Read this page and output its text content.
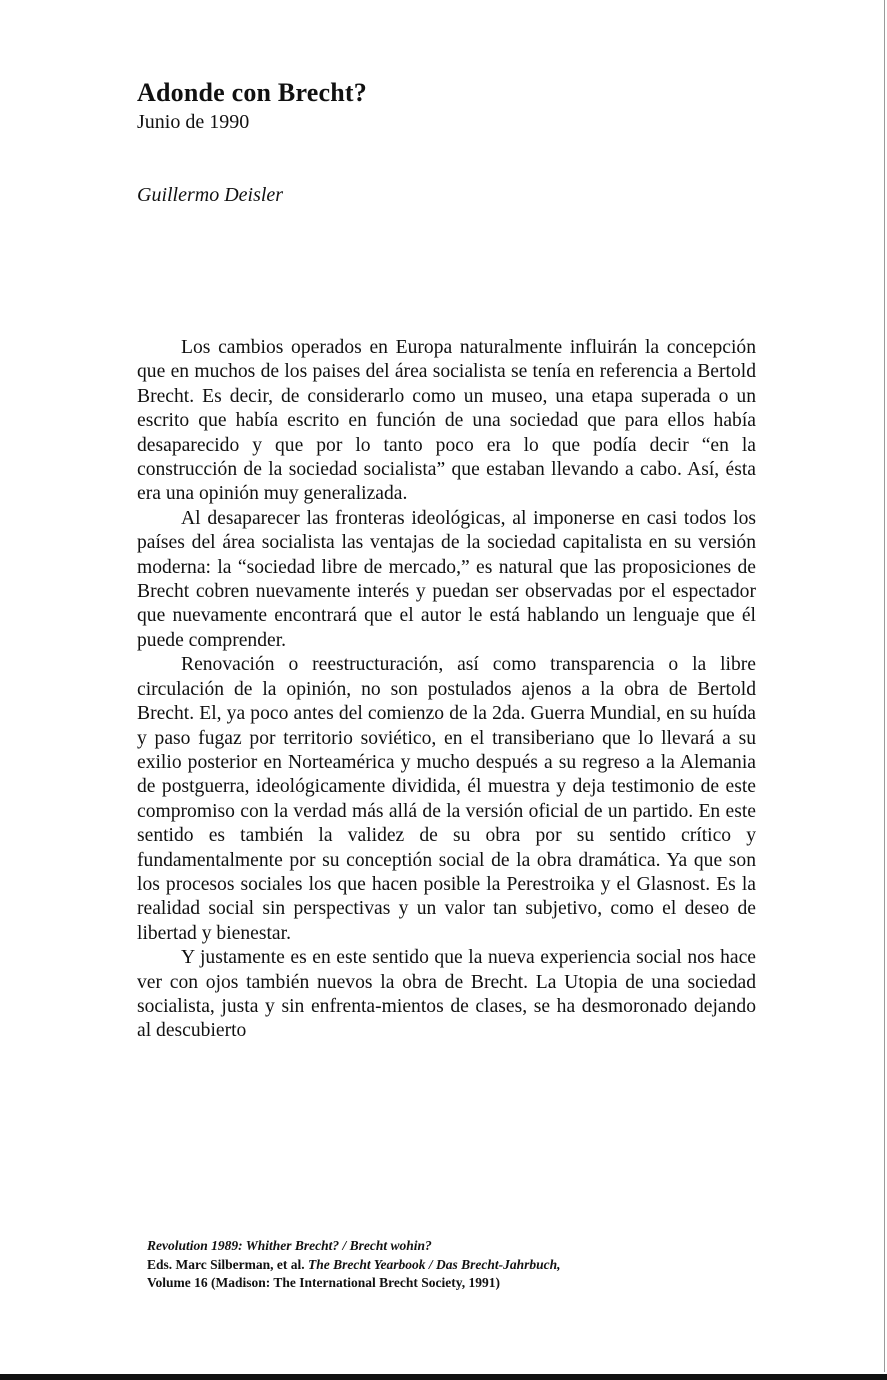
Adonde con Brecht?
Junio de 1990
Guillermo Deisler

Los cambios operados en Europa naturalmente influirán la concepción que en muchos de los paises del área socialista se tenía en referencia a Bertold Brecht. Es decir, de considerarlo como un museo, una etapa superada o un escrito que había escrito en función de una sociedad que para ellos había desaparecido y que por lo tanto poco era lo que podía decir “en la construcción de la sociedad socialista” que estaban llevando a cabo. Así, ésta era una opinión muy generalizada.

Al desaparecer las fronteras ideológicas, al imponerse en casi todos los países del área socialista las ventajas de la sociedad capitalista en su versión moderna: la “sociedad libre de mercado,” es natural que las proposiciones de Brecht cobren nuevamente interés y puedan ser observadas por el espectador que nuevamente encontrará que el autor le está hablando un lenguaje que él puede comprender.

Renovación o reestructuración, así como transparencia o la libre circulación de la opinión, no son postulados ajenos a la obra de Bertold Brecht. El, ya poco antes del comienzo de la 2da. Guerra Mundial, en su huída y paso fugaz por territorio soviético, en el transiberiano que lo llevará a su exilio posterior en Norteamérica y mucho después a su regreso a la Alemania de postguerra, ideológicamente dividida, él muestra y deja testimonio de este compromiso con la verdad más allá de la versión oficial de un partido. En este sentido es también la validez de su obra por su sentido crítico y fundamentalmente por su conceptión social de la obra dramática. Ya que son los procesos sociales los que hacen posible la Perestroika y el Glasnost. Es la realidad social sin perspectivas y un valor tan subjetivo, como el deseo de libertad y bienestar.

Y justamente es en este sentido que la nueva experiencia social nos hace ver con ojos también nuevos la obra de Brecht. La Utopia de una sociedad socialista, justa y sin enfrenta-mientos de clases, se ha desmoronado dejando al descubierto

Revolution 1989: Whither Brecht? / Brecht wohin?
Eds. Marc Silberman, et al. The Brecht Yearbook / Das Brecht-Jahrbuch,
Volume 16 (Madison: The International Brecht Society, 1991)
##############################
#### Exercise directions
Copy all of the entries verbatim, leaving out any pictures they contain.

#### Reply
Read this page and output its text content.
Adonde con Brecht?
Junio de 1990
Guillermo Deisler

Los cambios operados en Europa naturalmente influirán la concepción que en muchos de los paises del área socialista se tenía en referencia a Bertold Brecht. Es decir, de considerarlo como un museo, una etapa superada o un escrito que había escrito en función de una sociedad que para ellos había desaparecido y que por lo tanto poco era lo que podía decir “en la construcción de la sociedad socialista” que estaban llevando a cabo. Así, ésta era una opinión muy generalizada.

Al desaparecer las fronteras ideológicas, al imponerse en casi todos los países del área socialista las ventajas de la sociedad capitalista en su versión moderna: la “sociedad libre de mercado,” es natural que las proposiciones de Brecht cobren nuevamente interés y puedan ser observadas por el espectador que nuevamente encontrará que el autor le está hablando un lenguaje que él puede comprender.

Renovación o reestructuración, así como transparencia o la libre circulación de la opinión, no son postulados ajenos a la obra de Bertold Brecht. El, ya poco antes del comienzo de la 2da. Guerra Mundial, en su huída y paso fugaz por territorio soviético, en el transiberiano que lo llevará a su exilio posterior en Norteamérica y mucho después a su regreso a la Alemania de postguerra, ideológicamente dividida, él muestra y deja testimonio de este compromiso con la verdad más allá de la versión oficial de un partido. En este sentido es también la validez de su obra por su sentido crítico y fundamentalmente por su conceptión social de la obra dramática. Ya que son los procesos sociales los que hacen posible la Perestroika y el Glasnost. Es la realidad social sin perspectivas y un valor tan subjetivo, como el deseo de libertad y bienestar.

Y justamente es en este sentido que la nueva experiencia social nos hace ver con ojos también nuevos la obra de Brecht. La Utopia de una sociedad socialista, justa y sin enfrenta-mientos de clases, se ha desmoronado dejando al descubierto

Revolution 1989: Whither Brecht? / Brecht wohin?
Eds. Marc Silberman, et al. The Brecht Yearbook / Das Brecht-Jahrbuch,
Volume 16 (Madison: The International Brecht Society, 1991)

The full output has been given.